### REQUEST
Copy, in full, each line of the material that holds the word "Verlag".

### DATA SHOWN
- - - - -

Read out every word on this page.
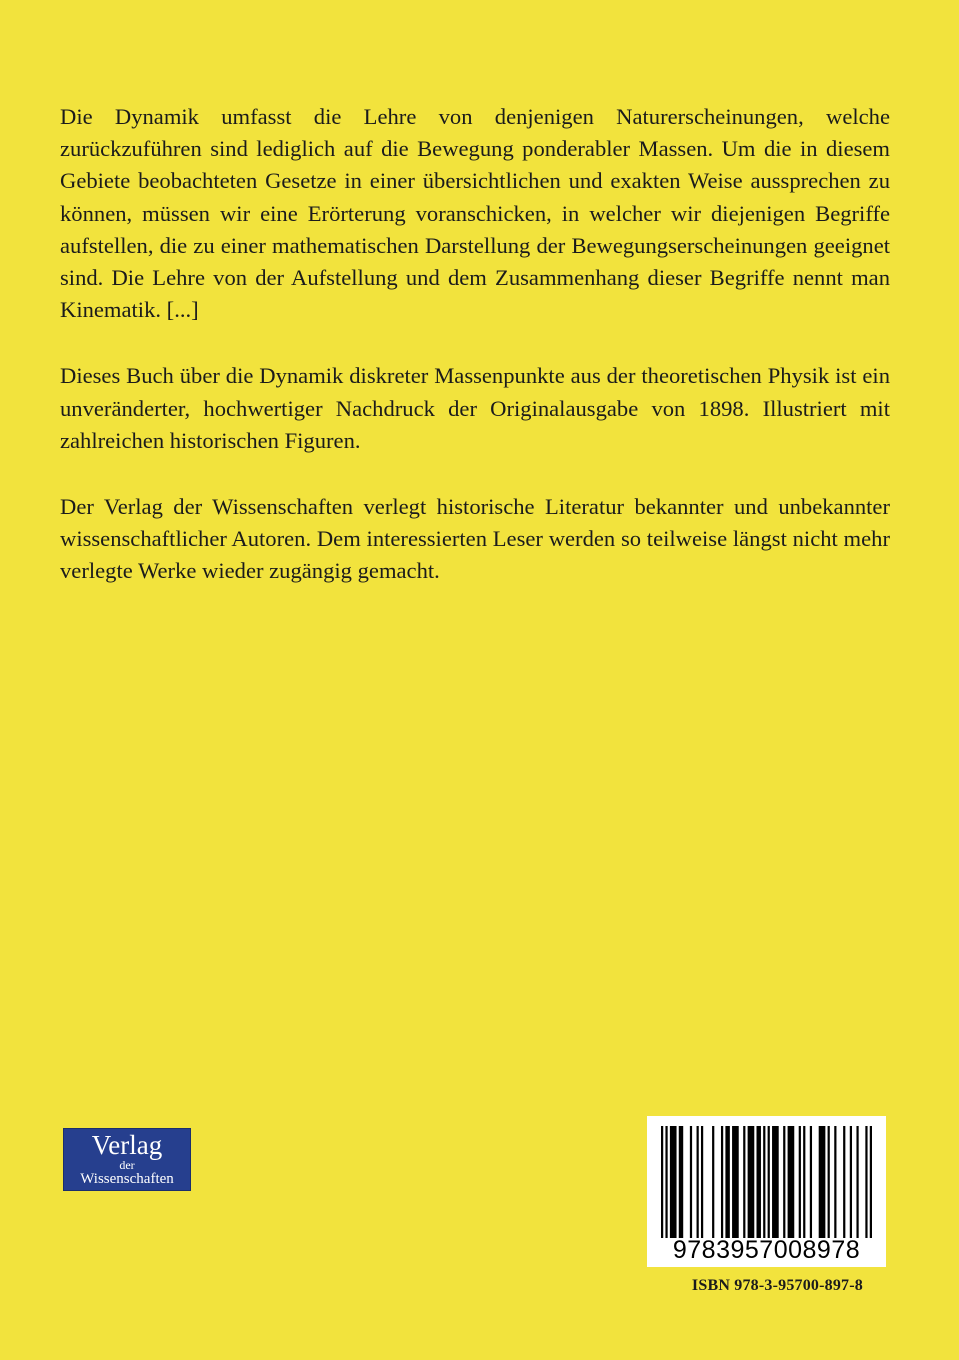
Die Dynamik umfasst die Lehre von denjenigen Naturerscheinungen, welche zurückzuführen sind lediglich auf die Bewegung ponderabler Massen. Um die in diesem Gebiete beobachteten Gesetze in einer übersichtlichen und exakten Weise aussprechen zu können, müssen wir eine Erörterung voranschicken, in welcher wir diejenigen Begriffe aufstellen, die zu einer mathematischen Darstellung der Bewegungserscheinungen geeignet sind. Die Lehre von der Aufstellung und dem Zusammenhang dieser Begriffe nennt man Kinematik. [...]

Dieses Buch über die Dynamik diskreter Massenpunkte aus der theoretischen Physik ist ein unveränderter, hochwertiger Nachdruck der Originalausgabe von 1898. Illustriert mit zahlreichen historischen Figuren.

Der Verlag der Wissenschaften verlegt historische Literatur bekannter und unbekannter wissenschaftlicher Autoren. Dem interessierten Leser werden so teilweise längst nicht mehr verlegte Werke wieder zugängig gemacht.

Verlag
der
Wissenschaften
9783957008978
ISBN 978-3-95700-897-8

- - - - -

### RESPONSE TO THE TASK
Der Verlag der Wissenschaften verlegt historische Literatur bekannter und unbekannter wissenschaftlicher Autoren. Dem interessierten Leser werden so teilweise längst nicht mehr verlegte Werke wieder zugängig gemacht.
Verlag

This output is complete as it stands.